STATED TASK:
Where a line of the listing below includes the word "五级养老机构评定结果公示", reproduce that line.

##############################

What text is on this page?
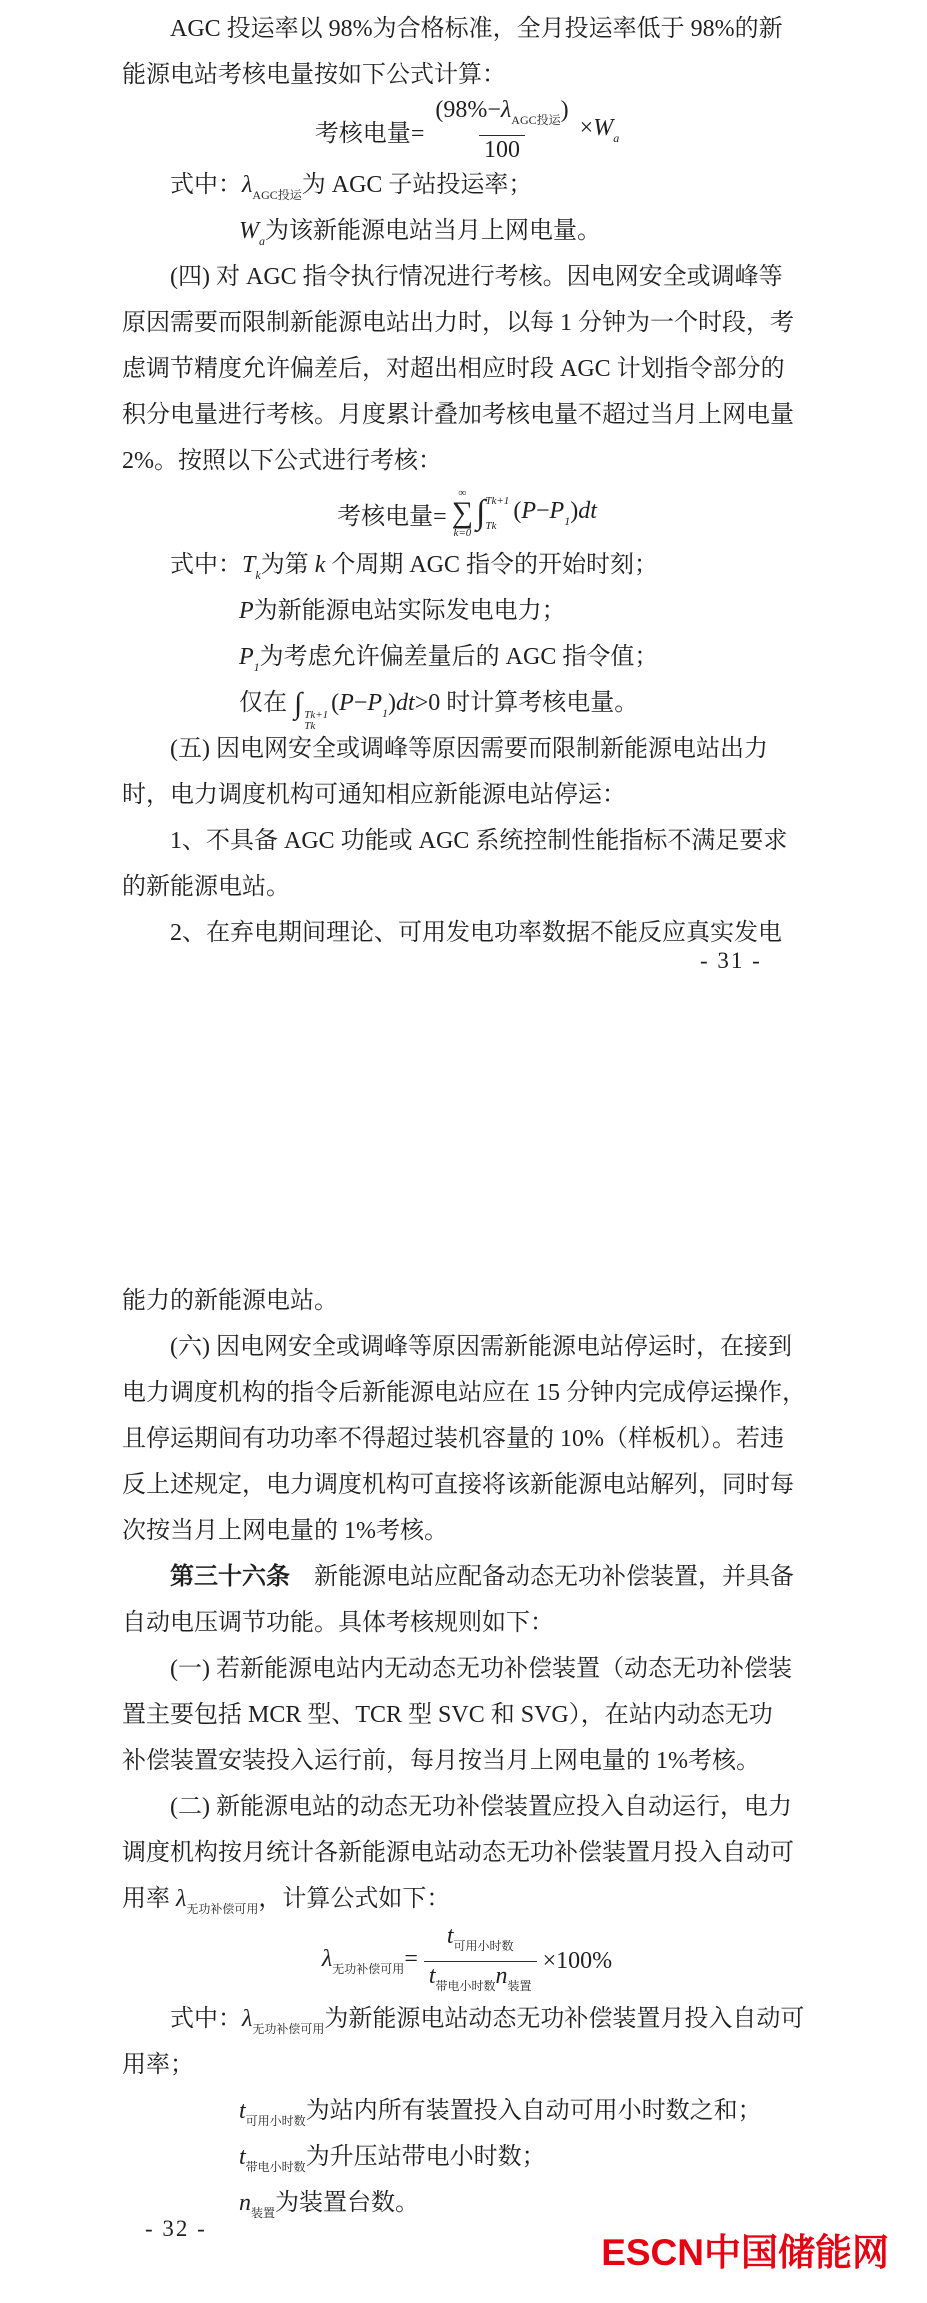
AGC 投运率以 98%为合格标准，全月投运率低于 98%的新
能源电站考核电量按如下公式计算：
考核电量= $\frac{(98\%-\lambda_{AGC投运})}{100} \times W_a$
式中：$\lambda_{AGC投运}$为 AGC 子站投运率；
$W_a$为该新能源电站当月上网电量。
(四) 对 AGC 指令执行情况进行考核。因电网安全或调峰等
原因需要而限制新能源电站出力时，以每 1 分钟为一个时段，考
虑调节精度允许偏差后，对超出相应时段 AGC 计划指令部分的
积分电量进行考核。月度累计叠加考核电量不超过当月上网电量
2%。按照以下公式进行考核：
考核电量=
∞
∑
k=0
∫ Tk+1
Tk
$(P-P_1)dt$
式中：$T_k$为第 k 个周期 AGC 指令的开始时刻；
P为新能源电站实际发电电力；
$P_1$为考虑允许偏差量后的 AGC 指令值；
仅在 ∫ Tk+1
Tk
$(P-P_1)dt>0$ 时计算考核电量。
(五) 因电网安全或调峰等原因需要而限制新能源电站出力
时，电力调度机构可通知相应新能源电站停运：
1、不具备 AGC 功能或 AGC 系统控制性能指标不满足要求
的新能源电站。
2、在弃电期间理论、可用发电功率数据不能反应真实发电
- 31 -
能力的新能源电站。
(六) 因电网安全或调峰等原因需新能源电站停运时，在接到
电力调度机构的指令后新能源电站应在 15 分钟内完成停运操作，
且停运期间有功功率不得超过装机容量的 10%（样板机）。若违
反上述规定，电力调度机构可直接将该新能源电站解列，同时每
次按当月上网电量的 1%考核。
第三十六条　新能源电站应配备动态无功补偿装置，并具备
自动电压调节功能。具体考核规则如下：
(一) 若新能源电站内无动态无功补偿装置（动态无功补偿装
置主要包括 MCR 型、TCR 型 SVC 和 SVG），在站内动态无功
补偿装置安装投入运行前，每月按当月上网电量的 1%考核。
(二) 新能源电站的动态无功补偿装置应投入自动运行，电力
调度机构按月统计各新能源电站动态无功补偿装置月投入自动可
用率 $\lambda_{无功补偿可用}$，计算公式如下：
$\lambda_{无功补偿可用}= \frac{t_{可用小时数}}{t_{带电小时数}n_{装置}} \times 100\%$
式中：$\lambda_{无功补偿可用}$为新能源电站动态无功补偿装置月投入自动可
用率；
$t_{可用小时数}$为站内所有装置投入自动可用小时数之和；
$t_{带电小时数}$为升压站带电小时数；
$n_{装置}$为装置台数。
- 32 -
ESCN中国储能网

##############################

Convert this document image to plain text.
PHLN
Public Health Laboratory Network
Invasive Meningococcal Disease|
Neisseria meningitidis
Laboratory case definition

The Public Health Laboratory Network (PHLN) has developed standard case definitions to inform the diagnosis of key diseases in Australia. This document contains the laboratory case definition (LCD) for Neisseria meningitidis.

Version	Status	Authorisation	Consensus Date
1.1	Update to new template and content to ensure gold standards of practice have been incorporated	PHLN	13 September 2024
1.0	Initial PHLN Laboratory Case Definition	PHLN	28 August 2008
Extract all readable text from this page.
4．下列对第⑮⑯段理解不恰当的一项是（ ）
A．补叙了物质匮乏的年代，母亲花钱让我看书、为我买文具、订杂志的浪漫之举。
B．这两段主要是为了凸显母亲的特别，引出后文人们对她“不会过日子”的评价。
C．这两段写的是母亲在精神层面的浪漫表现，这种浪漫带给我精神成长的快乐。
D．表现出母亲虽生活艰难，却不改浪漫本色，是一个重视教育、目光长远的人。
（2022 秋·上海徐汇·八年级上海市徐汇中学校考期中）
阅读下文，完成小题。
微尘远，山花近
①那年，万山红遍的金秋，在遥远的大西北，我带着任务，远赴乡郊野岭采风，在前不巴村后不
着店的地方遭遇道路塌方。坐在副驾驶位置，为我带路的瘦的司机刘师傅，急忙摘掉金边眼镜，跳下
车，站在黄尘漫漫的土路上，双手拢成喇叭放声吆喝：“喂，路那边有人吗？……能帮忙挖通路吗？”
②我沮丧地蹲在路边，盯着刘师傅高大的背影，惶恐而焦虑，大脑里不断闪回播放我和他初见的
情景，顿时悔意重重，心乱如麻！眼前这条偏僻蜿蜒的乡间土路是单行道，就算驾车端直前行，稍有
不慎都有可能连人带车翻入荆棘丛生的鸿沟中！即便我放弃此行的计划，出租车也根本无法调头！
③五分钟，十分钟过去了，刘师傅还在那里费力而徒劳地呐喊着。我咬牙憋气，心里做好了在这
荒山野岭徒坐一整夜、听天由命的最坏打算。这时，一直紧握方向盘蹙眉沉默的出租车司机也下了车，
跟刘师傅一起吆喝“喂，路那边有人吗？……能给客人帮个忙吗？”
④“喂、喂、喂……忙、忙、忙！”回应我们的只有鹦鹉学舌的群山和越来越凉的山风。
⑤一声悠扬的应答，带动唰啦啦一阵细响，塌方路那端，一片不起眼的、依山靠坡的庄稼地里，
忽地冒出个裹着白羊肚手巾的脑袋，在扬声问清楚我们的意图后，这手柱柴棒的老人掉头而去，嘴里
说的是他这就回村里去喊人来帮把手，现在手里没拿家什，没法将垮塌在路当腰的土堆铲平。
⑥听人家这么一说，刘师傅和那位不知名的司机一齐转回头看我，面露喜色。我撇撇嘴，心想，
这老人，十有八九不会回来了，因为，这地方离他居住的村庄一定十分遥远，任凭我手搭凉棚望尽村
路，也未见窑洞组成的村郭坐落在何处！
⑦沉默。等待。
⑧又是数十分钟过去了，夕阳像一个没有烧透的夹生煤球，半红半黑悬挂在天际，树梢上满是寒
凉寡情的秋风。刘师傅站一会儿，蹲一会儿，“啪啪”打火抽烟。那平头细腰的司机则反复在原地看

##############################

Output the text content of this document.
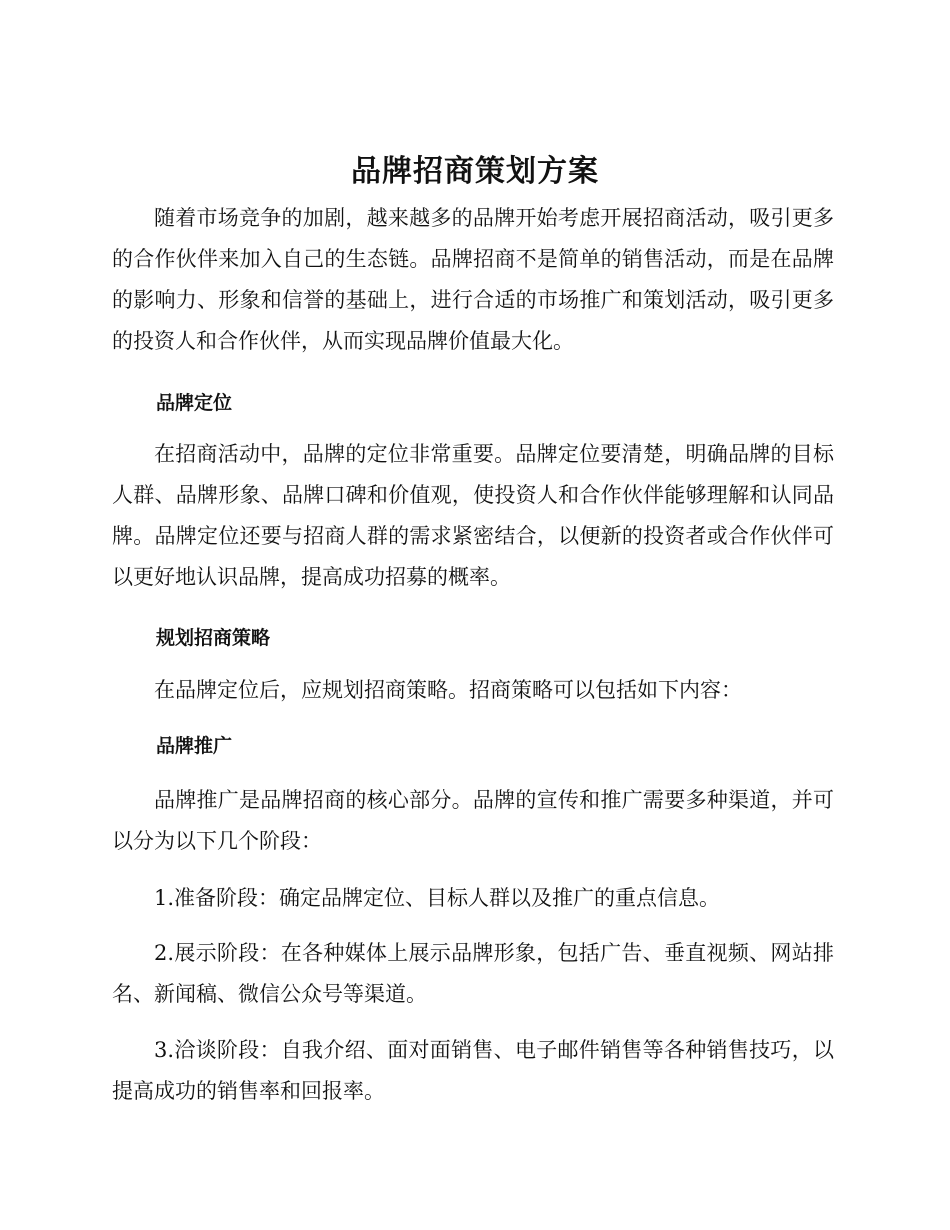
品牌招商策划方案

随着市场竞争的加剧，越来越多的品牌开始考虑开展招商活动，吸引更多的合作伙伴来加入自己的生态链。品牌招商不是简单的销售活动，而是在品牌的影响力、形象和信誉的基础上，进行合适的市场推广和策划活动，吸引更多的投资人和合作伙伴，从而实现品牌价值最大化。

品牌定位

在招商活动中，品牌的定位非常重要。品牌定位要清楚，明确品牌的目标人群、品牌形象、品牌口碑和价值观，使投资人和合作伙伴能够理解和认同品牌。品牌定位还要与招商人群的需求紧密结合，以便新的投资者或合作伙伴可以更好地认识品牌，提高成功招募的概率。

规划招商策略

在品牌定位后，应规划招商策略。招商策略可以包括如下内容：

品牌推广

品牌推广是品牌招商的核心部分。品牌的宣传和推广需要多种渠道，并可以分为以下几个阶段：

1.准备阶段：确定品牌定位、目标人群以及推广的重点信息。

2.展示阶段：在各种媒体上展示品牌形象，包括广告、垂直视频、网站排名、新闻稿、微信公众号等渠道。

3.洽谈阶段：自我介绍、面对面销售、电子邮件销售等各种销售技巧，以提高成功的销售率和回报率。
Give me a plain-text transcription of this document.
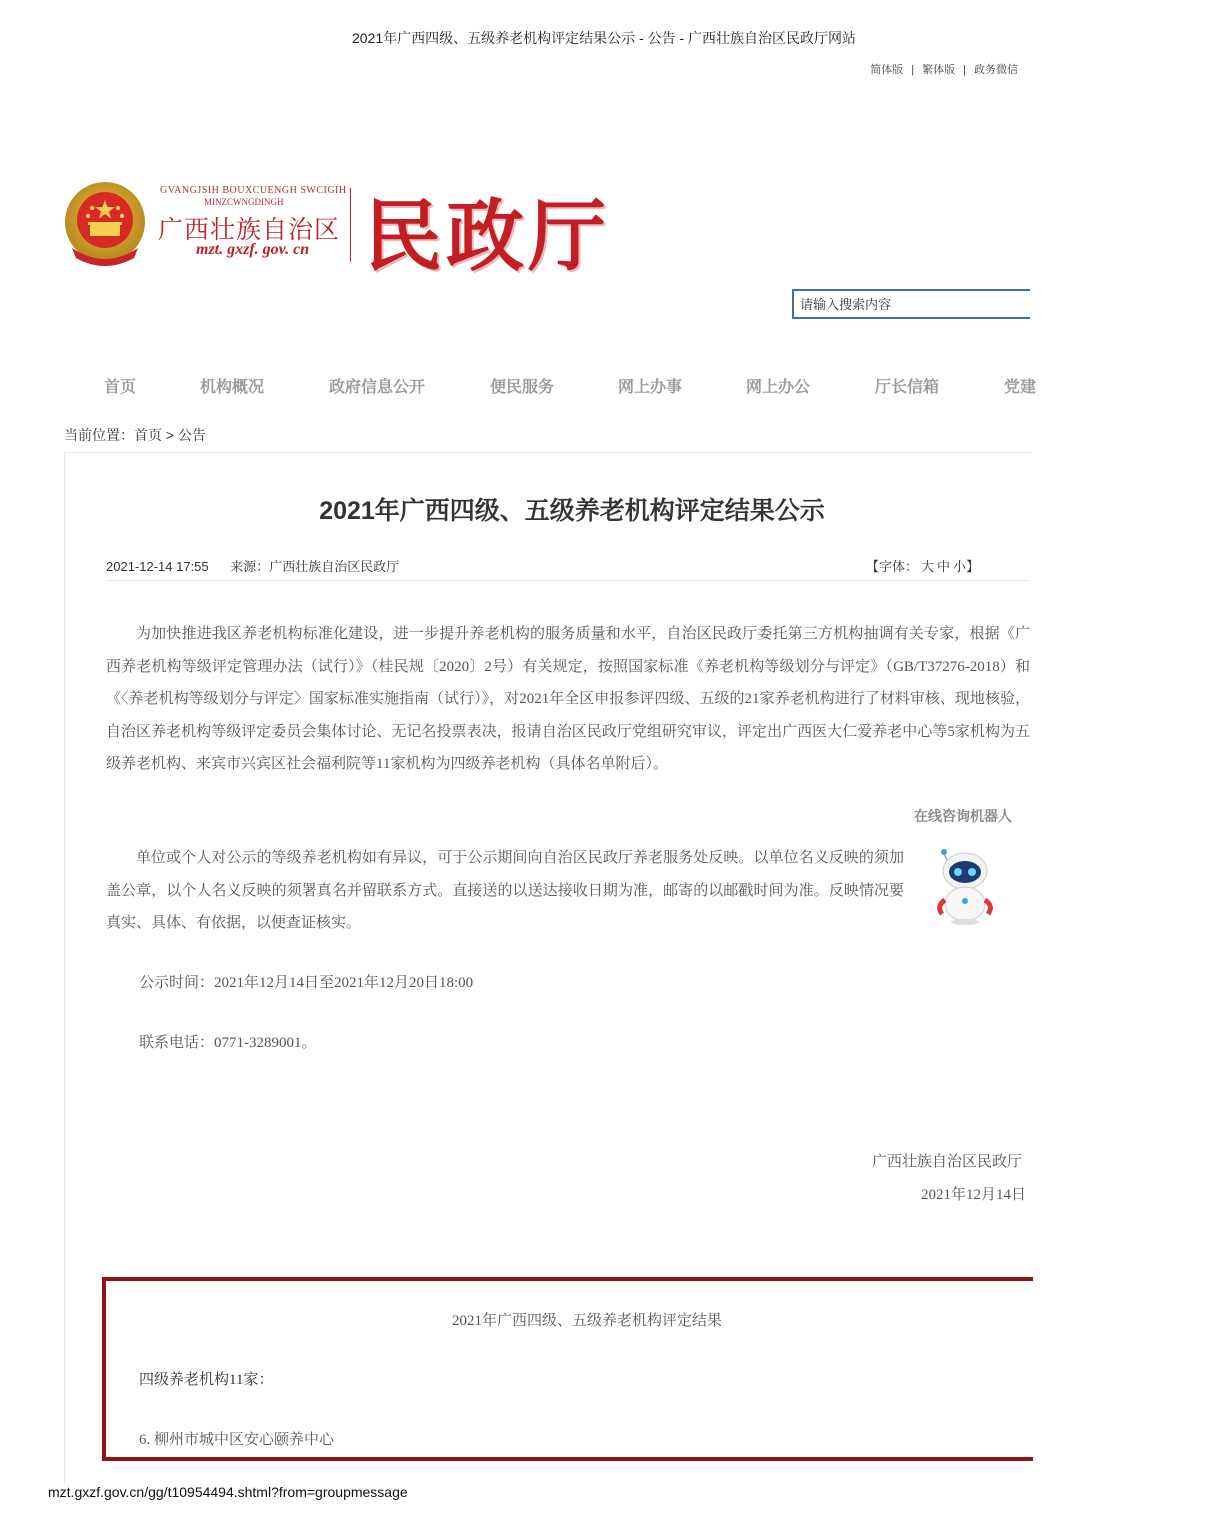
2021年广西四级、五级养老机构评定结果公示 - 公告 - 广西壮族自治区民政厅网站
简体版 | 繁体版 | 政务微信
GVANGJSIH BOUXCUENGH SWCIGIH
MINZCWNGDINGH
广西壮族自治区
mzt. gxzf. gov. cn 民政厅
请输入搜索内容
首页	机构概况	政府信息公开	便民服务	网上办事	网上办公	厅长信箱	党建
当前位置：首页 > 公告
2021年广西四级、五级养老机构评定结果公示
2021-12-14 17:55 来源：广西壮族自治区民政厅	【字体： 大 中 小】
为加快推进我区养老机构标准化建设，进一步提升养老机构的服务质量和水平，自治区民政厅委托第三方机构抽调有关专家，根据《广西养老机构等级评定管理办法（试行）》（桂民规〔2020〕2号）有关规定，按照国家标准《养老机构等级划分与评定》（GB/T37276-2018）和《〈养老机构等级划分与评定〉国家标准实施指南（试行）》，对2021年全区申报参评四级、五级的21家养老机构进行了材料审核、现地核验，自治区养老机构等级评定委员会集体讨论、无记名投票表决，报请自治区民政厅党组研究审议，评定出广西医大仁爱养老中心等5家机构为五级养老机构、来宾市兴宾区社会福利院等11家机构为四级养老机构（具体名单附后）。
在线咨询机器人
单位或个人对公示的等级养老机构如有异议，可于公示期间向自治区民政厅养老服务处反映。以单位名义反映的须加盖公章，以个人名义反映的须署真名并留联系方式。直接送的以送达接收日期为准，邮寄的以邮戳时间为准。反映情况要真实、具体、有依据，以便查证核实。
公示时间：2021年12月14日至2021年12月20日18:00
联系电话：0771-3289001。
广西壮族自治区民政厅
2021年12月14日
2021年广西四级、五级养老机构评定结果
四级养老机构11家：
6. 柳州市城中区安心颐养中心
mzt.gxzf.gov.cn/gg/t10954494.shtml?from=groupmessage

##############################

RESULT OF THIS TASK:
2021年广西四级、五级养老机构评定结果公示 - 公告 - 广西壮族自治区民政厅网站
2021年广西四级、五级养老机构评定结果公示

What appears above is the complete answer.